▶ [Goal]
Reproduce all of the material exactly as shown.

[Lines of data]
● ● ● ● ●
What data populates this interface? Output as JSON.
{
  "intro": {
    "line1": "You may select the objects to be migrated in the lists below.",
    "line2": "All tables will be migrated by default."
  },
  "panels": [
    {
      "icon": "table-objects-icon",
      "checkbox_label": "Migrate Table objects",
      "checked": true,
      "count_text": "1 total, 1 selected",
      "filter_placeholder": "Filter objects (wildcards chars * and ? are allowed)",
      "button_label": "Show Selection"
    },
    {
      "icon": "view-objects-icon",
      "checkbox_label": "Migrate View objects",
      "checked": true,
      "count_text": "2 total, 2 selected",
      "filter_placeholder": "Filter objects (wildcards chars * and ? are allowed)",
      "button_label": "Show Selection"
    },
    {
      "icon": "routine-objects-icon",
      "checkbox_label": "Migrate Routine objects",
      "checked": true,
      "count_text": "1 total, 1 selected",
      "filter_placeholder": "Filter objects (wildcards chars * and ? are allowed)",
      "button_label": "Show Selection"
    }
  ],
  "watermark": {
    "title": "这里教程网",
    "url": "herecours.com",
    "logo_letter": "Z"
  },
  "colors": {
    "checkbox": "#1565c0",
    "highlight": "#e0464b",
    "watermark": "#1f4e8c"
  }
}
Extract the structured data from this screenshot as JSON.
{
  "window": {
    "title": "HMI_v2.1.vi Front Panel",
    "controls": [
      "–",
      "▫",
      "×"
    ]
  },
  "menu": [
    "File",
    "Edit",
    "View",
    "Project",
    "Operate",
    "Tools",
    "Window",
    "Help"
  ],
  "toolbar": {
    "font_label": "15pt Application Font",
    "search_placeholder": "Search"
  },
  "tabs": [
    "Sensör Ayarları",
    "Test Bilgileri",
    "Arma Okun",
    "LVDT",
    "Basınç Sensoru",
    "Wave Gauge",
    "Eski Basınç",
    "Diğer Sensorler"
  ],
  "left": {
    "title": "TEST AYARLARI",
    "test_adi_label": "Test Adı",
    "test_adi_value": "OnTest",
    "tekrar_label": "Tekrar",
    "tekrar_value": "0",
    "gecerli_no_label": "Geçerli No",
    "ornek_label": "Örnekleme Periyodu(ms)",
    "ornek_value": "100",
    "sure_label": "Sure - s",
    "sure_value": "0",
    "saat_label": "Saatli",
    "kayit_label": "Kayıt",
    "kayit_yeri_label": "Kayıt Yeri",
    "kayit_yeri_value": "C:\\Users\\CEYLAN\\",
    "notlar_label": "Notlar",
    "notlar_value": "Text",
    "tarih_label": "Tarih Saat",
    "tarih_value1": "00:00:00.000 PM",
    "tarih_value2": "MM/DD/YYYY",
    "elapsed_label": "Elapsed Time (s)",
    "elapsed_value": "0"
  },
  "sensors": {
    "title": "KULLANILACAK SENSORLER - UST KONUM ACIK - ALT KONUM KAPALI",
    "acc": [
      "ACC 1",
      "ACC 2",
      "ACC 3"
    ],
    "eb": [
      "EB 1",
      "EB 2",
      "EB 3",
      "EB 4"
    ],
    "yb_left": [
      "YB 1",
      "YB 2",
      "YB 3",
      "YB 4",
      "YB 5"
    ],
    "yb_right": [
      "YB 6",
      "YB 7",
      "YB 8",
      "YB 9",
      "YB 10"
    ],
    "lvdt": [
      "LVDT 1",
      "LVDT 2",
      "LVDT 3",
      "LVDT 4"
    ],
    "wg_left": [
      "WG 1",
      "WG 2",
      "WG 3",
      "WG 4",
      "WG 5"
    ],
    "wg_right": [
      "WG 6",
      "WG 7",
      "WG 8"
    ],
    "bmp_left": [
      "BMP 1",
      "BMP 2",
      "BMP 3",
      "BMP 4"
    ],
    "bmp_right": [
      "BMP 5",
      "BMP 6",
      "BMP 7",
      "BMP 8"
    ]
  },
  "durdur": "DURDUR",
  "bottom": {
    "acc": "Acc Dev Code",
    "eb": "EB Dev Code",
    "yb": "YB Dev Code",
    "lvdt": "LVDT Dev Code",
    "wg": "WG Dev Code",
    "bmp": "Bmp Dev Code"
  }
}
● ● ● ● ●
▶ [The completed task]
What data populates this interface? Output as JSON.
{
  "intro": {
    "line1": "You may select the objects to be migrated in the lists below.",
    "line2": "All tables will be migrated by default."
  },
  "panels": [
    {
      "icon": "table-objects-icon",
      "checkbox_label": "Migrate Table objects",
      "checked": true,
      "count_text": "1 total, 1 selected",
      "filter_placeholder": "Filter objects (wildcards chars * and ? are allowed)",
      "button_label": "Show Selection"
    },
    {
      "icon": "view-objects-icon",
      "checkbox_label": "Migrate View objects",
      "checked": true,
      "count_text": "2 total, 2 selected",
      "filter_placeholder": "Filter objects (wildcards chars * and ? are allowed)",
      "button_label": "Show Selection"
    },
    {
      "icon": "routine-objects-icon",
      "checkbox_label": "Migrate Routine objects",
      "checked": true,
      "count_text": "1 total, 1 selected",
      "filter_placeholder": "Filter objects (wildcards chars * and ? are allowed)",
      "button_label": "Show Selection"
    }
  ],
  "watermark": {
    "title": "这里教程网",
    "url": "herecours.com",
    "logo_letter": "Z"
  },
  "colors": {
    "checkbox": "#1565c0",
    "highlight": "#e0464b",
    "watermark": "#1f4e8c"
  }
}
Extract the structured data from this screenshot as JSON.
{
  "window": {
    "title": "HMI_v2.1.vi Front Panel",
    "controls": [
      "–",
      "▫",
      "×"
    ]
  },
  "menu": [
    "File",
    "Edit",
    "View",
    "Project",
    "Operate",
    "Tools",
    "Window",
    "Help"
  ],
  "toolbar": {
    "font_label": "15pt Application Font",
    "search_placeholder": "Search"
  },
  "tabs": [
    "Sensör Ayarları",
    "Test Bilgileri",
    "Arma Okun",
    "LVDT",
    "Basınç Sensoru",
    "Wave Gauge",
    "Eski Basınç",
    "Diğer Sensorler"
  ],
  "left": {
    "title": "TEST AYARLARI",
    "test_adi_label": "Test Adı",
    "test_adi_value": "OnTest",
    "tekrar_label": "Tekrar",
    "tekrar_value": "0",
    "gecerli_no_label": "Geçerli No",
    "ornek_label": "Örnekleme Periyodu(ms)",
    "ornek_value": "100",
    "sure_label": "Sure - s",
    "sure_value": "0",
    "saat_label": "Saatli",
    "kayit_label": "Kayıt",
    "kayit_yeri_label": "Kayıt Yeri",
    "kayit_yeri_value": "C:\\Users\\CEYLAN\\",
    "notlar_label": "Notlar",
    "notlar_value": "Text",
    "tarih_label": "Tarih Saat",
    "tarih_value1": "00:00:00.000 PM",
    "tarih_value2": "MM/DD/YYYY",
    "elapsed_label": "Elapsed Time (s)",
    "elapsed_value": "0"
  },
  "sensors": {
    "title": "KULLANILACAK SENSORLER - UST KONUM ACIK - ALT KONUM KAPALI",
    "acc": [
      "ACC 1",
      "ACC 2",
      "ACC 3"
    ],
    "eb": [
      "EB 1",
      "EB 2",
      "EB 3",
      "EB 4"
    ],
    "yb_left": [
      "YB 1",
      "YB 2",
      "YB 3",
      "YB 4",
      "YB 5"
    ],
    "yb_right": [
      "YB 6",
      "YB 7",
      "YB 8",
      "YB 9",
      "YB 10"
    ],
    "lvdt": [
      "LVDT 1",
      "LVDT 2",
      "LVDT 3",
      "LVDT 4"
    ],
    "wg_left": [
      "WG 1",
      "WG 2",
      "WG 3",
      "WG 4",
      "WG 5"
    ],
    "wg_right": [
      "WG 6",
      "WG 7",
      "WG 8"
    ],
    "bmp_left": [
      "BMP 1",
      "BMP 2",
      "BMP 3",
      "BMP 4"
    ],
    "bmp_right": [
      "BMP 5",
      "BMP 6",
      "BMP 7",
      "BMP 8"
    ]
  },
  "durdur": "DURDUR",
  "bottom": {
    "acc": "Acc Dev Code",
    "eb": "EB Dev Code",
    "yb": "YB Dev Code",
    "lvdt": "LVDT Dev Code",
    "wg": "WG Dev Code",
    "bmp": "Bmp Dev Code"
  }
}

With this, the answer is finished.